Exercise details.
Search the entries for the word "going" and pull out each line that has it.

-- -- --

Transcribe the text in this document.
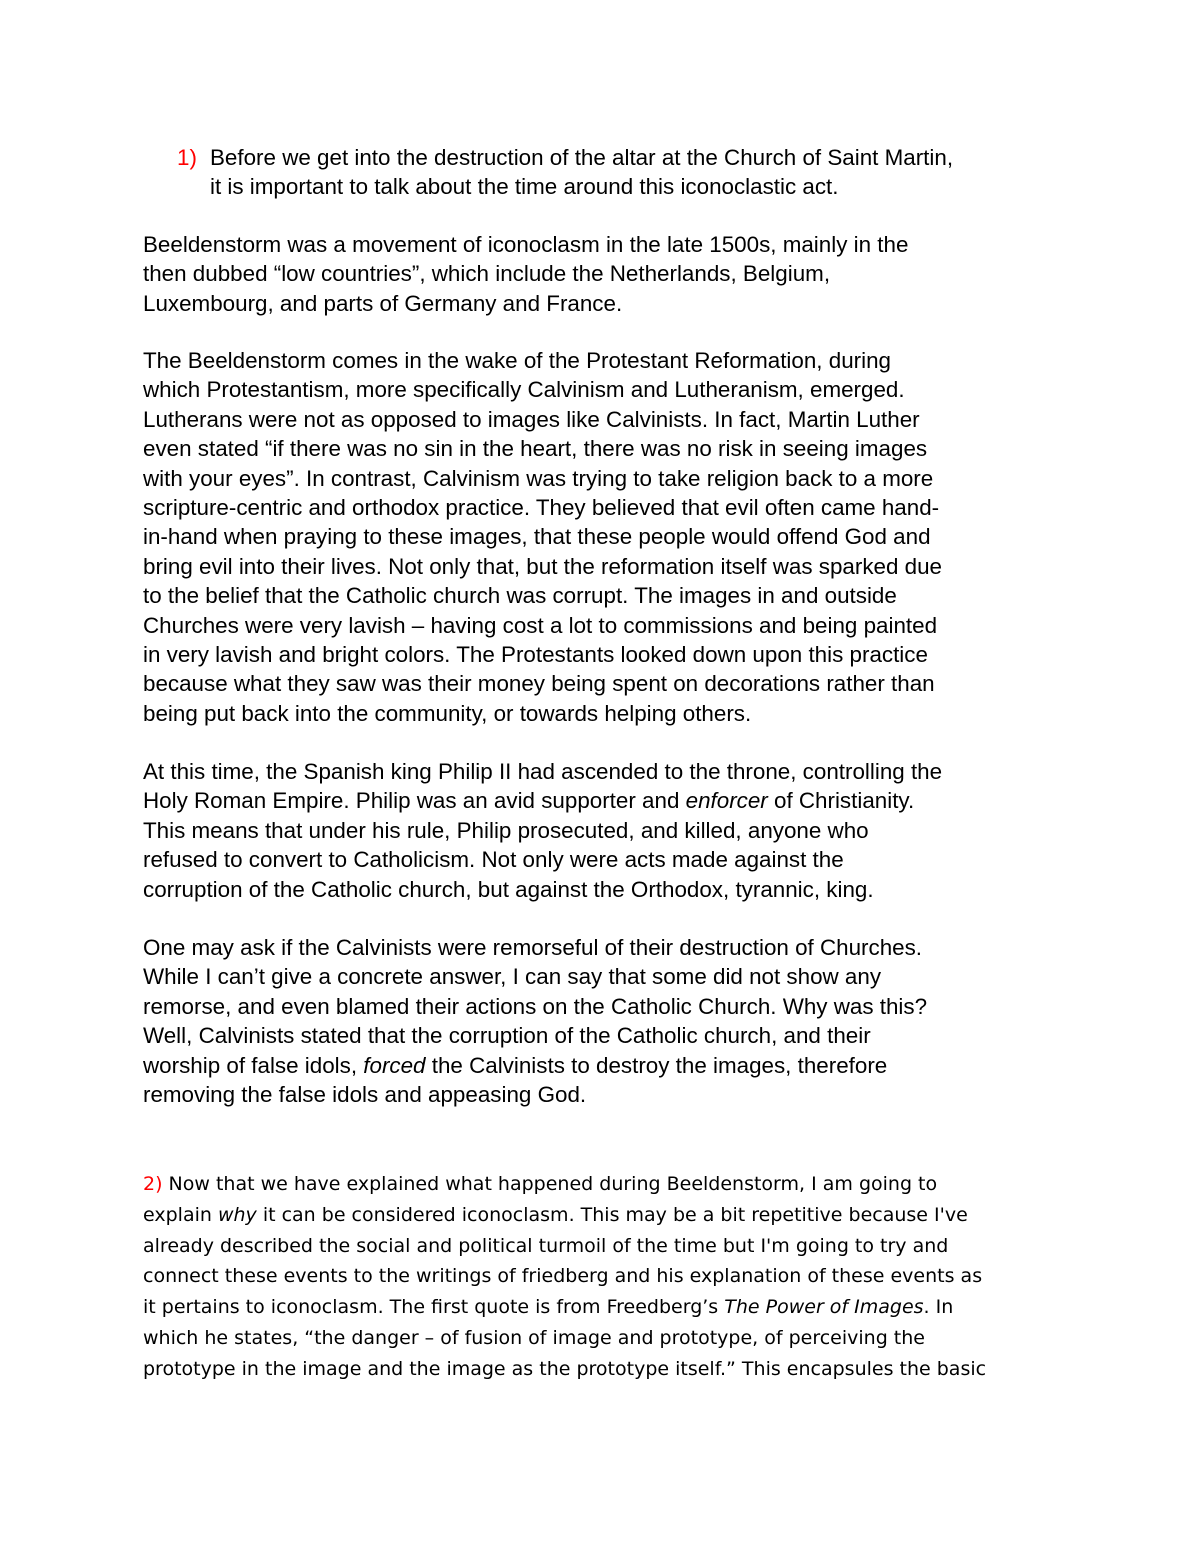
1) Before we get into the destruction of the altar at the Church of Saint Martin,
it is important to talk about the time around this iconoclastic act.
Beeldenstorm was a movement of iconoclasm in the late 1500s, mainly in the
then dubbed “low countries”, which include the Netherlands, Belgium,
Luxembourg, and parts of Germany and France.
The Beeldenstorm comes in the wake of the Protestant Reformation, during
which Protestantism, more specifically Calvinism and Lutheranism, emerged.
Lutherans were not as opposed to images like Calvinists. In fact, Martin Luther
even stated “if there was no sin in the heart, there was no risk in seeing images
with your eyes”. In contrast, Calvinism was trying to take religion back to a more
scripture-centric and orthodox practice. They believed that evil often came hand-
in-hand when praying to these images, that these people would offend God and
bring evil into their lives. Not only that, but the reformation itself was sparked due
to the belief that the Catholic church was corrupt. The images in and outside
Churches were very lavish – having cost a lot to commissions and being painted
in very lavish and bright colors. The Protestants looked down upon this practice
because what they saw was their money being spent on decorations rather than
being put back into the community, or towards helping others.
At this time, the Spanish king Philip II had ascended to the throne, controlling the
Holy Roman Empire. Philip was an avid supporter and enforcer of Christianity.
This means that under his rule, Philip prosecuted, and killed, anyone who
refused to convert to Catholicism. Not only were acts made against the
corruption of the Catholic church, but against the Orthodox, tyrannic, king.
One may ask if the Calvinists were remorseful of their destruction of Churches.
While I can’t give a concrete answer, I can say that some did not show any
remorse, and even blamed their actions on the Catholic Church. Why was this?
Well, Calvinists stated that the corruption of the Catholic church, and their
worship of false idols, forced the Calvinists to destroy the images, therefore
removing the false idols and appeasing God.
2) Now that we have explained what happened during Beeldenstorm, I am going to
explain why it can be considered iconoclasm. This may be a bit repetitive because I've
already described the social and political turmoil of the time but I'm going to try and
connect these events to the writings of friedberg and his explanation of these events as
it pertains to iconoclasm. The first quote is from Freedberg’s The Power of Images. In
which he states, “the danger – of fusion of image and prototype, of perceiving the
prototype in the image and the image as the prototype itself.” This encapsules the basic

-- -- --

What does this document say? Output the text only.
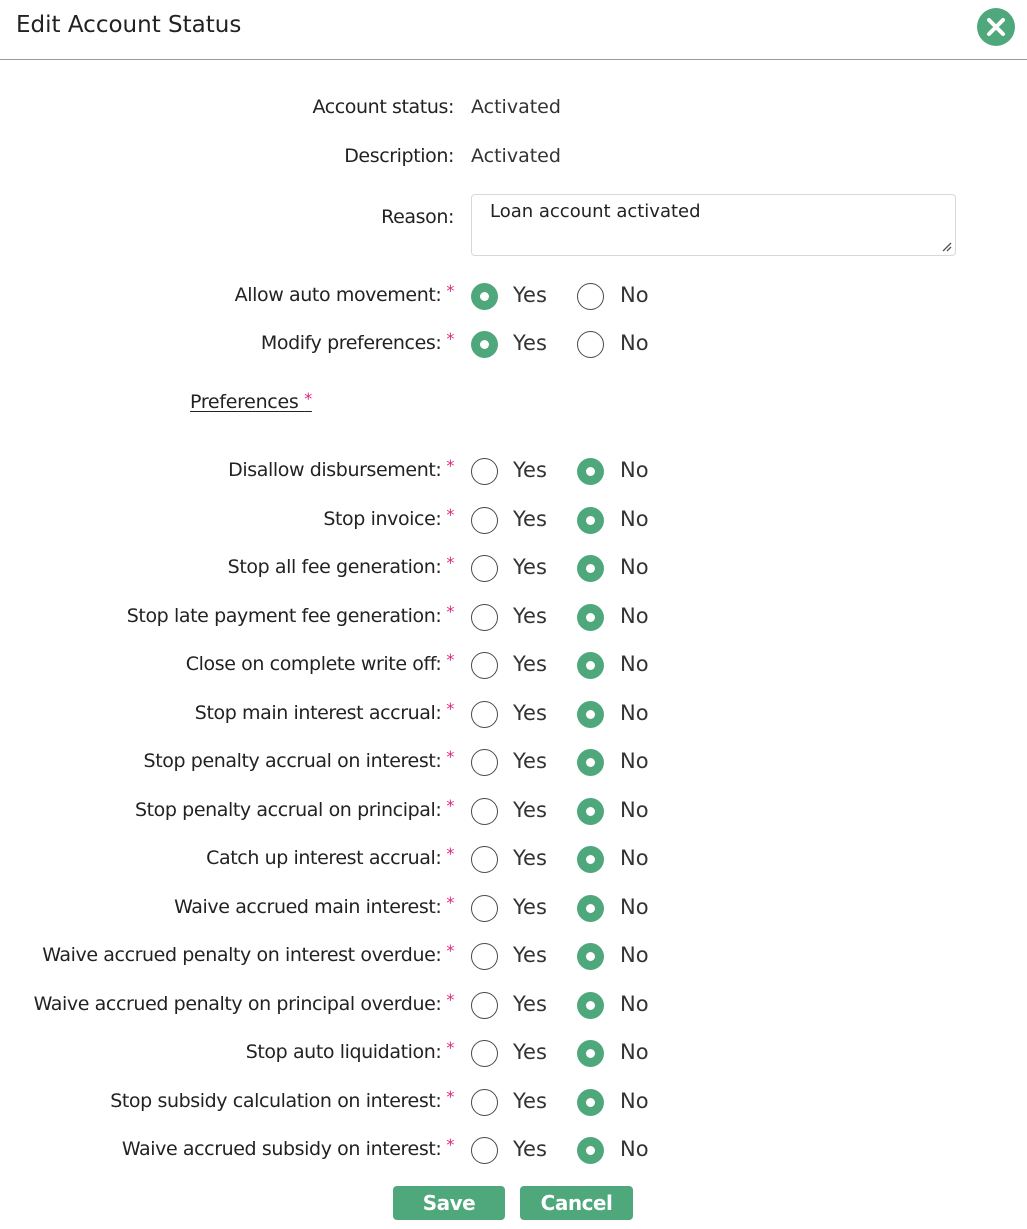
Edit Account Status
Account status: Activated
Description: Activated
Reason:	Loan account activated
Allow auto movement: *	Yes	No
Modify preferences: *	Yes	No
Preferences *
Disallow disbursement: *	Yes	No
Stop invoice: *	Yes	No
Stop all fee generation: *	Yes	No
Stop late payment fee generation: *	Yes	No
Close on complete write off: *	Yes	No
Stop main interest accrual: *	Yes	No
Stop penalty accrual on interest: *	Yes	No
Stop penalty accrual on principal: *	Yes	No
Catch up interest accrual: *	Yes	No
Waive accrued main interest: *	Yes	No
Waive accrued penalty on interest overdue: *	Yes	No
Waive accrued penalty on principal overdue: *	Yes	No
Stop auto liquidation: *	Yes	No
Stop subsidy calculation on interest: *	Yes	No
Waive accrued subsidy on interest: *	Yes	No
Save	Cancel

-- -- --

Worked answer.
2) Now that we have explained what happened during Beeldenstorm, I am going to
already described the social and political turmoil of the time but I'm going to try and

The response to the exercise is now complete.